(TASK DETAILS) Copy out all the lines in the records that include the word "data".
———
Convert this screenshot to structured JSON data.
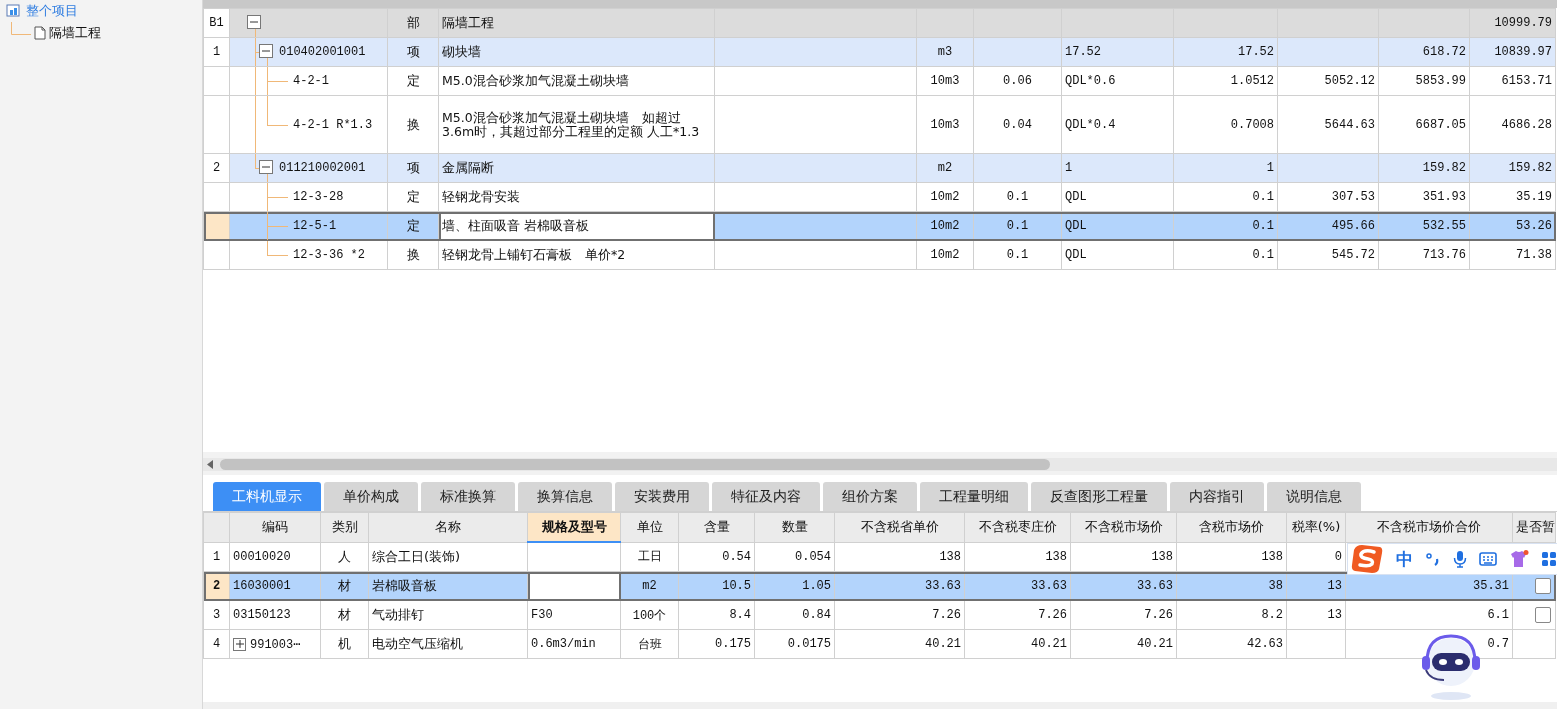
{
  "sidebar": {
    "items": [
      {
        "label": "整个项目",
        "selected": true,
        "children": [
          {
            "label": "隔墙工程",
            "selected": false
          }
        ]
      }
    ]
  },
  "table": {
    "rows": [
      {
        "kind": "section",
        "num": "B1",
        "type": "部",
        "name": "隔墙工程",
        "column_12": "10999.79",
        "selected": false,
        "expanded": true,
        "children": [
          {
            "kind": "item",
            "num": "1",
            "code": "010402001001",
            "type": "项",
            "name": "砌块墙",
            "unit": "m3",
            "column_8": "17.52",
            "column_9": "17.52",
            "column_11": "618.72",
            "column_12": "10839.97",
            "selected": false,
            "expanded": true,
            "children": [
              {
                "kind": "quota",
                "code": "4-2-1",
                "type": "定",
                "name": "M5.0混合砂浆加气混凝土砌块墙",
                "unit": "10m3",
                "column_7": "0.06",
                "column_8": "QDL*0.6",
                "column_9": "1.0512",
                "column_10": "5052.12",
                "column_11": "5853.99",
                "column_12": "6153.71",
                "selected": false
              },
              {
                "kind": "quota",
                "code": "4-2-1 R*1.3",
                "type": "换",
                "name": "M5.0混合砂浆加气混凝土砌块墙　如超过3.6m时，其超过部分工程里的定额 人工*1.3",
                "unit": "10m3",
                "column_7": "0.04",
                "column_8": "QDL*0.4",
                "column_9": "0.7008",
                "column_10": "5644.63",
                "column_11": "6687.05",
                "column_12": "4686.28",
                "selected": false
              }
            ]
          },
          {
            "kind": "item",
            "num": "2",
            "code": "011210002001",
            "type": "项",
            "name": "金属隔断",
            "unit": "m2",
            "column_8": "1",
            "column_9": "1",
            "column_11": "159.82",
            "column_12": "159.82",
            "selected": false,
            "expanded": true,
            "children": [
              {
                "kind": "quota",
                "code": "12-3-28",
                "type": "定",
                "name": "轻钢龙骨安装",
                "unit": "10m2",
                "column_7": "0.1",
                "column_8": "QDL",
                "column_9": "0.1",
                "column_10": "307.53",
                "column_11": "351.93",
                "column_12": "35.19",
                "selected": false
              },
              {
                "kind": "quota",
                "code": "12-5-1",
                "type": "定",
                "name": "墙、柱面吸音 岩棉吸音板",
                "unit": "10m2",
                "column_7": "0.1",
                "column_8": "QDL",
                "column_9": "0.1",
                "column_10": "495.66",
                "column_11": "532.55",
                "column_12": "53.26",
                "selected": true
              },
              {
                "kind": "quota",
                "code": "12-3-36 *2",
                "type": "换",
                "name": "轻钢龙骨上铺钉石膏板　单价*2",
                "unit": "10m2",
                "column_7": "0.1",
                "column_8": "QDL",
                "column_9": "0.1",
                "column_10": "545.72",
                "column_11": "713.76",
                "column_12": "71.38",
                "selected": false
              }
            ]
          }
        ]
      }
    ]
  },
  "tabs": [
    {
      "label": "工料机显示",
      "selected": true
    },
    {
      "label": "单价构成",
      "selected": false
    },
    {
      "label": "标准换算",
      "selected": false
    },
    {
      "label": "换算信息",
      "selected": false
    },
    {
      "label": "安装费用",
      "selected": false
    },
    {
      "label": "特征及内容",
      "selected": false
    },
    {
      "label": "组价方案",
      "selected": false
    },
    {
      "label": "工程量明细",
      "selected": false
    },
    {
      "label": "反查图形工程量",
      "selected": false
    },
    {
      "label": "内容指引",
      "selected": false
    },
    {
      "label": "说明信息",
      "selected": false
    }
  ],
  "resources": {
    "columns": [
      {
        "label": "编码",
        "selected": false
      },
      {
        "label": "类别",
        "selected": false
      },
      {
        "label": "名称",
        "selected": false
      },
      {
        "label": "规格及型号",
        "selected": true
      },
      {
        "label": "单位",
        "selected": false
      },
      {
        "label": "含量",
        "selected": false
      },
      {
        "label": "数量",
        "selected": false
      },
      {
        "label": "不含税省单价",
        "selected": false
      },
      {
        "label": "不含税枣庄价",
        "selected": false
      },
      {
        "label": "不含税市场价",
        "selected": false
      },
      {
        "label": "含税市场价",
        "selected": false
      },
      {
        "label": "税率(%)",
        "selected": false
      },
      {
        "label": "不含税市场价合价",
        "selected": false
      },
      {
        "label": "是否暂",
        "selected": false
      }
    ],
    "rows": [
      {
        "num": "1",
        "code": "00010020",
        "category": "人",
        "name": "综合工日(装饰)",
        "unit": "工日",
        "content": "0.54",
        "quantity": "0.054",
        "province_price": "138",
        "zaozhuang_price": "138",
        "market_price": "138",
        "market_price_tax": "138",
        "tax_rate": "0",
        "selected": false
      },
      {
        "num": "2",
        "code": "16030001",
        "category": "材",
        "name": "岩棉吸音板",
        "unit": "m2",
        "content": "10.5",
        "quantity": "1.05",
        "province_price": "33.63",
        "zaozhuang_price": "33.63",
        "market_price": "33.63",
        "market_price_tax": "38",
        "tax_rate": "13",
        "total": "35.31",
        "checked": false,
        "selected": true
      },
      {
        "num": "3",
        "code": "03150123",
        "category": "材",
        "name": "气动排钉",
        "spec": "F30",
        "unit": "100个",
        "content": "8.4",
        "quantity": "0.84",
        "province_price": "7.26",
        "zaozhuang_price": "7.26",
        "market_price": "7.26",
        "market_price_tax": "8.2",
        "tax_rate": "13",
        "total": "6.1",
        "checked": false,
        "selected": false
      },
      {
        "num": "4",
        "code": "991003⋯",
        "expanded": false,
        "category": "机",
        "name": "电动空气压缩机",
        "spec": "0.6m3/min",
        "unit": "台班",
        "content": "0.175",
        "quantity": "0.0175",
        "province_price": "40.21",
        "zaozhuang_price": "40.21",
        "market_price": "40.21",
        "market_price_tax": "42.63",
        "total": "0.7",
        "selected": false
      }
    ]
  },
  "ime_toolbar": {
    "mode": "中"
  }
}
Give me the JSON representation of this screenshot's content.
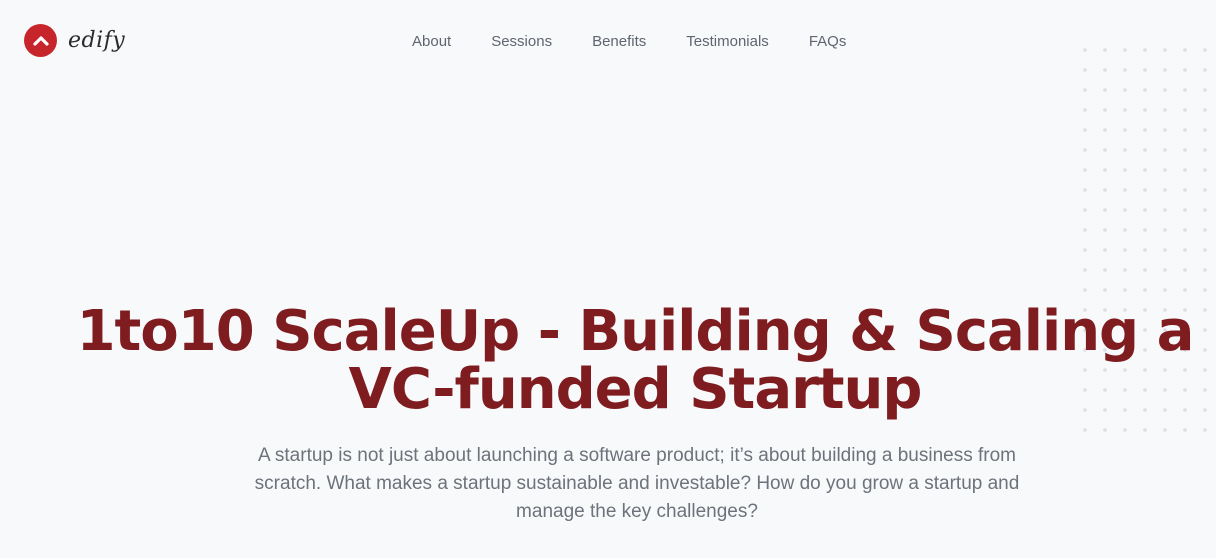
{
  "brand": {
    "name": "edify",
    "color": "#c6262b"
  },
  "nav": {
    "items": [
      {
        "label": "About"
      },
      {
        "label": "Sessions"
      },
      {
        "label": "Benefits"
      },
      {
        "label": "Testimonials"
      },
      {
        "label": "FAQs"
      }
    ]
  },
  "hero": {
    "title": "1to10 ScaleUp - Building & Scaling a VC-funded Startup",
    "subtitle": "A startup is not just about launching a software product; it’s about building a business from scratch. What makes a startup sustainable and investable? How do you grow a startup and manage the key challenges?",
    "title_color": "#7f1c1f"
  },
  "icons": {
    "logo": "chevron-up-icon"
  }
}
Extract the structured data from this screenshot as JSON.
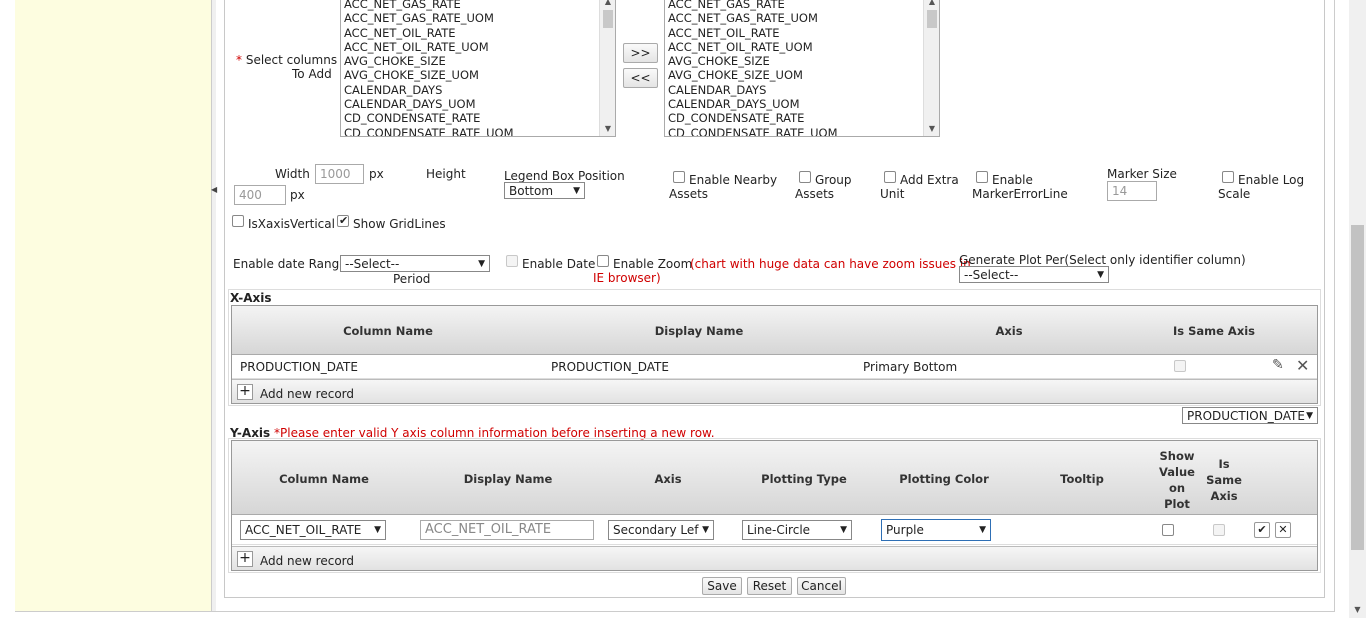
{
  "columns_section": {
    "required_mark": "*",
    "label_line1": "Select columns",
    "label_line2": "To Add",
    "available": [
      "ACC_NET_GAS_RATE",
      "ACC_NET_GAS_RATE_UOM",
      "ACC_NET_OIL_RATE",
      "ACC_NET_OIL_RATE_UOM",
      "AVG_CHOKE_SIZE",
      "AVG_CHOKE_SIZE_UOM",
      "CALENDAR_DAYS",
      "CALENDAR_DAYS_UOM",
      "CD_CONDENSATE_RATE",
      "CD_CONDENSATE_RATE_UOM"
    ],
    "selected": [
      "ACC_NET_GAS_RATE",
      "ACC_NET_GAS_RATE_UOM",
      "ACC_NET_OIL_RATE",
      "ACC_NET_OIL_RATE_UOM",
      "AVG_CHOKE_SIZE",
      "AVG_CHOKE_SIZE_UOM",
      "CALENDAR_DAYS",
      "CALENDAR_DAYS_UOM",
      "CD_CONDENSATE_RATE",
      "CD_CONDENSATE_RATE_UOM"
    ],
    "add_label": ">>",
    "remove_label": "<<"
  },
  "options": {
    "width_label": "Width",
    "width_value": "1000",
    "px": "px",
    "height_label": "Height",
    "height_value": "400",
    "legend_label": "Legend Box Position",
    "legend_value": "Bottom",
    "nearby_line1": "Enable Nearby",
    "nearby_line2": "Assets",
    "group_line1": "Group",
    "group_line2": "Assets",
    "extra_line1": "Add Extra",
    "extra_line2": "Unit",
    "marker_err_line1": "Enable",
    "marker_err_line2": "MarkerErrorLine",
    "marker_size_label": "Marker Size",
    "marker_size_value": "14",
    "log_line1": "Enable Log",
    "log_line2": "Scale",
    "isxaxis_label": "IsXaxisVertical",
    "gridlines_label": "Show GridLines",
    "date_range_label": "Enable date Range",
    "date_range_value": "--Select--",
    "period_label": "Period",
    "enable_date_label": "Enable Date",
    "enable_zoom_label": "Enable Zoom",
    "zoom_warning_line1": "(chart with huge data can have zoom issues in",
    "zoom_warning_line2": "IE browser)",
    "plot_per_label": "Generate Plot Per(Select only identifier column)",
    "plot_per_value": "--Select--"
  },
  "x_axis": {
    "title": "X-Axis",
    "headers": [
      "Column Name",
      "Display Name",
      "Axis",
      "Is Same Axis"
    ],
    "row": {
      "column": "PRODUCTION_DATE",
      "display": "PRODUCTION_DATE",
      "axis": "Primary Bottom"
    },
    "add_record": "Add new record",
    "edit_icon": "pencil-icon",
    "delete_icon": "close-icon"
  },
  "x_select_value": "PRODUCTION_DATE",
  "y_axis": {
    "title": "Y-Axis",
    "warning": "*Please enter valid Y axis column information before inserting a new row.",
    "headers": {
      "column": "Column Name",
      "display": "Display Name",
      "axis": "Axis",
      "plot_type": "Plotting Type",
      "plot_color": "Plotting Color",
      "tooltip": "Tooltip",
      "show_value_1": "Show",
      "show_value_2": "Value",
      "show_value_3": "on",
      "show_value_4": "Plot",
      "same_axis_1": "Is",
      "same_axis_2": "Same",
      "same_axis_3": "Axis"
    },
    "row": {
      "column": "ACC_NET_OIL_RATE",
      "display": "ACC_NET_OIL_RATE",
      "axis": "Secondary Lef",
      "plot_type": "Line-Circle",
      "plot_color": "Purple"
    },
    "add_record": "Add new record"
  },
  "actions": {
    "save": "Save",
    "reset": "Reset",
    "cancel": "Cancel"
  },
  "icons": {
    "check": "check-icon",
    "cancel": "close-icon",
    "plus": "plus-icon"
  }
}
———
(EXERCISE RESULT)
Convert this screenshot to structured JSON data.
Extract the structured data from this screenshot as JSON.
    "zoom_warning_line1": "(chart with huge data can have zoom issues in",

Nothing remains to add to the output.